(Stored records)

--

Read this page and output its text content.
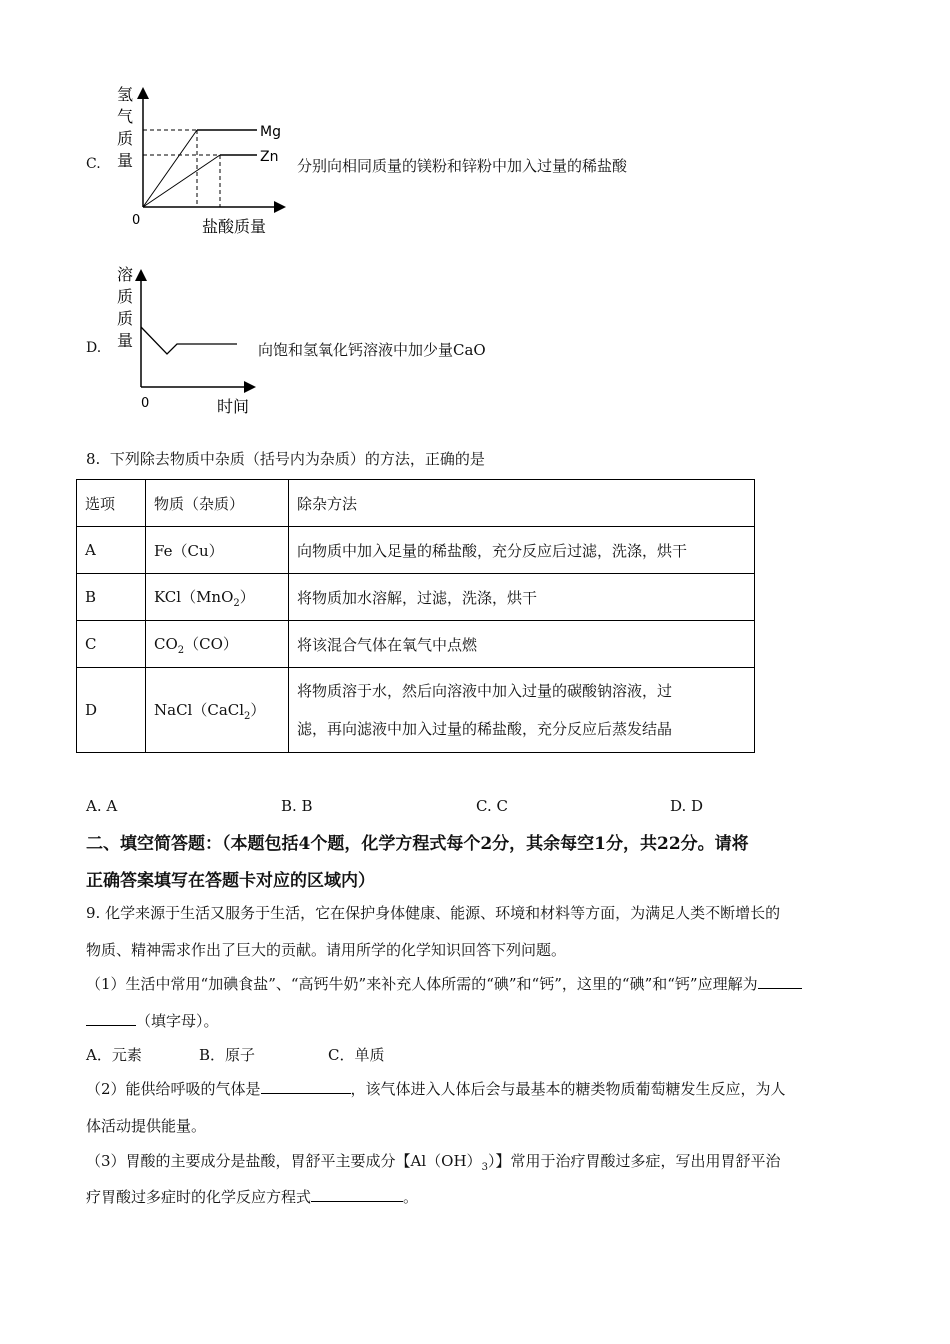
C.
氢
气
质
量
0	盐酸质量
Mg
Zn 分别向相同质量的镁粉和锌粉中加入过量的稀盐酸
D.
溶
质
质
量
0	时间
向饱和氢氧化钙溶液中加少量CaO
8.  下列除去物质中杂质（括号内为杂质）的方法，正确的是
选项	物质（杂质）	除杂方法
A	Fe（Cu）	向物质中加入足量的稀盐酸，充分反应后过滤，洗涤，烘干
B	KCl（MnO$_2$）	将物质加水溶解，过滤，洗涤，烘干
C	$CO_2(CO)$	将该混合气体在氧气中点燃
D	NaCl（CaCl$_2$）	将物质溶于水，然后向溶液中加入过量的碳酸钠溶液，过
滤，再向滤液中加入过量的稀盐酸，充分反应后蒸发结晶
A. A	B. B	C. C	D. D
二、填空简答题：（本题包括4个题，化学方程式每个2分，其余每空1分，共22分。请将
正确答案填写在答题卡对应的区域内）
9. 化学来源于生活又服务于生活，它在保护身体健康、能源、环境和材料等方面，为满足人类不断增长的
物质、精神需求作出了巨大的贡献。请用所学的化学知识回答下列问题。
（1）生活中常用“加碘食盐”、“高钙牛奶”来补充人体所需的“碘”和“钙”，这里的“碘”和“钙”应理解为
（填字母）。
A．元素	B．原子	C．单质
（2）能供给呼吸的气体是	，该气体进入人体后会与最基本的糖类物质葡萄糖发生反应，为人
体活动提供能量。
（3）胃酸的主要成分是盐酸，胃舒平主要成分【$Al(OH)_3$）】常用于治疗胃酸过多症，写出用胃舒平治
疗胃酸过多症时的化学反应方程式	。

--

Stated exercise ▸
Without the pictures, repeat all the records word for word.

Result for this task ▸
Read this page and output its text content.
C.
氢
气
质
量
0	盐酸质量
Mg
Zn 分别向相同质量的镁粉和锌粉中加入过量的稀盐酸
D.
溶
质
质
量
0	时间
向饱和氢氧化钙溶液中加少量CaO
8.  下列除去物质中杂质（括号内为杂质）的方法，正确的是
选项	物质（杂质）	除杂方法
A	Fe（Cu）	向物质中加入足量的稀盐酸，充分反应后过滤，洗涤，烘干
B	KCl（MnO$_2$）	将物质加水溶解，过滤，洗涤，烘干
C	$CO_2(CO)$	将该混合气体在氧气中点燃
D	NaCl（CaCl$_2$）	将物质溶于水，然后向溶液中加入过量的碳酸钠溶液，过
滤，再向滤液中加入过量的稀盐酸，充分反应后蒸发结晶
A. A	B. B	C. C	D. D
二、填空简答题：（本题包括4个题，化学方程式每个2分，其余每空1分，共22分。请将
正确答案填写在答题卡对应的区域内）
9. 化学来源于生活又服务于生活，它在保护身体健康、能源、环境和材料等方面，为满足人类不断增长的
物质、精神需求作出了巨大的贡献。请用所学的化学知识回答下列问题。
（1）生活中常用“加碘食盐”、“高钙牛奶”来补充人体所需的“碘”和“钙”，这里的“碘”和“钙”应理解为
（填字母）。
A．元素	B．原子	C．单质
（2）能供给呼吸的气体是	，该气体进入人体后会与最基本的糖类物质葡萄糖发生反应，为人
体活动提供能量。
（3）胃酸的主要成分是盐酸，胃舒平主要成分【$Al(OH)_3$）】常用于治疗胃酸过多症，写出用胃舒平治
疗胃酸过多症时的化学反应方程式	。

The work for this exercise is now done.